Find the lines holding "JSON" and copy them.

**** RECORDS TO PROCESS ****

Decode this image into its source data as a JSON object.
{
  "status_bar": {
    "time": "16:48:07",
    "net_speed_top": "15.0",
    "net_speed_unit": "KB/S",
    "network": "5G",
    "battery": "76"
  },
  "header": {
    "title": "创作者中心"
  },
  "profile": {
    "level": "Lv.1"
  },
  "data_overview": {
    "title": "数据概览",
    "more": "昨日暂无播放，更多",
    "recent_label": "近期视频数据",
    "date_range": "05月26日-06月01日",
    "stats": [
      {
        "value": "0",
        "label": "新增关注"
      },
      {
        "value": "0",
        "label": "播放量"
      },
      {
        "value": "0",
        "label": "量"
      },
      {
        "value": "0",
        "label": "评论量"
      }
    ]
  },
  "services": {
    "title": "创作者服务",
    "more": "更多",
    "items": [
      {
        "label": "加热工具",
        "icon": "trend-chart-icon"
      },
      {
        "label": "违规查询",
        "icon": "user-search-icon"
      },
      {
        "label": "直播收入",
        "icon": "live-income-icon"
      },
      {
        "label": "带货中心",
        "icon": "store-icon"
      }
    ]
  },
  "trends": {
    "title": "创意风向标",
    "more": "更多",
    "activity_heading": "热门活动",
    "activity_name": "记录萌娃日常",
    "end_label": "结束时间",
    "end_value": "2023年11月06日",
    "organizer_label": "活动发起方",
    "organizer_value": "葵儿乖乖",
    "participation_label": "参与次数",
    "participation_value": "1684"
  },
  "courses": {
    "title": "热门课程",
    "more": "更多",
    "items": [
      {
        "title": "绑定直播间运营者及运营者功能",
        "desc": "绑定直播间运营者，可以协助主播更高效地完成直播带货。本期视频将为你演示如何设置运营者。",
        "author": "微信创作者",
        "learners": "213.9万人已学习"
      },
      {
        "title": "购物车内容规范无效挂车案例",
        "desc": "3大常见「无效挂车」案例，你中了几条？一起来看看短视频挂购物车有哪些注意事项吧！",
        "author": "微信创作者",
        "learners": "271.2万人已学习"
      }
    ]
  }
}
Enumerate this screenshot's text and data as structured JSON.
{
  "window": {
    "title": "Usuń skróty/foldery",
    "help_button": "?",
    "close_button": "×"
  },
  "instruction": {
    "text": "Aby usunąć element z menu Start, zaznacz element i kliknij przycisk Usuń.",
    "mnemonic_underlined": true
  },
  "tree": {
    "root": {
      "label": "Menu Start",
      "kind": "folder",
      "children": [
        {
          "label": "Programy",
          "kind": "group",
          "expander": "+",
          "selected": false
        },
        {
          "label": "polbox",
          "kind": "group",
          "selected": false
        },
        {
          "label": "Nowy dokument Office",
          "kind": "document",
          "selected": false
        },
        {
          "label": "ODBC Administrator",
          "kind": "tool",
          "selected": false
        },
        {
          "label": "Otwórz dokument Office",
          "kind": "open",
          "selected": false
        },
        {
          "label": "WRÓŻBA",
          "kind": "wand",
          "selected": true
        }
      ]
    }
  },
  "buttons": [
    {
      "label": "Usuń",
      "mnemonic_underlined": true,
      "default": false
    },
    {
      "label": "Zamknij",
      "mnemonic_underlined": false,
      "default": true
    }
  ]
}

****

• _SOLUTION FOR THIS TASK_
Decode this image into its source data as a JSON object.
Enumerate this screenshot's text and data as structured JSON.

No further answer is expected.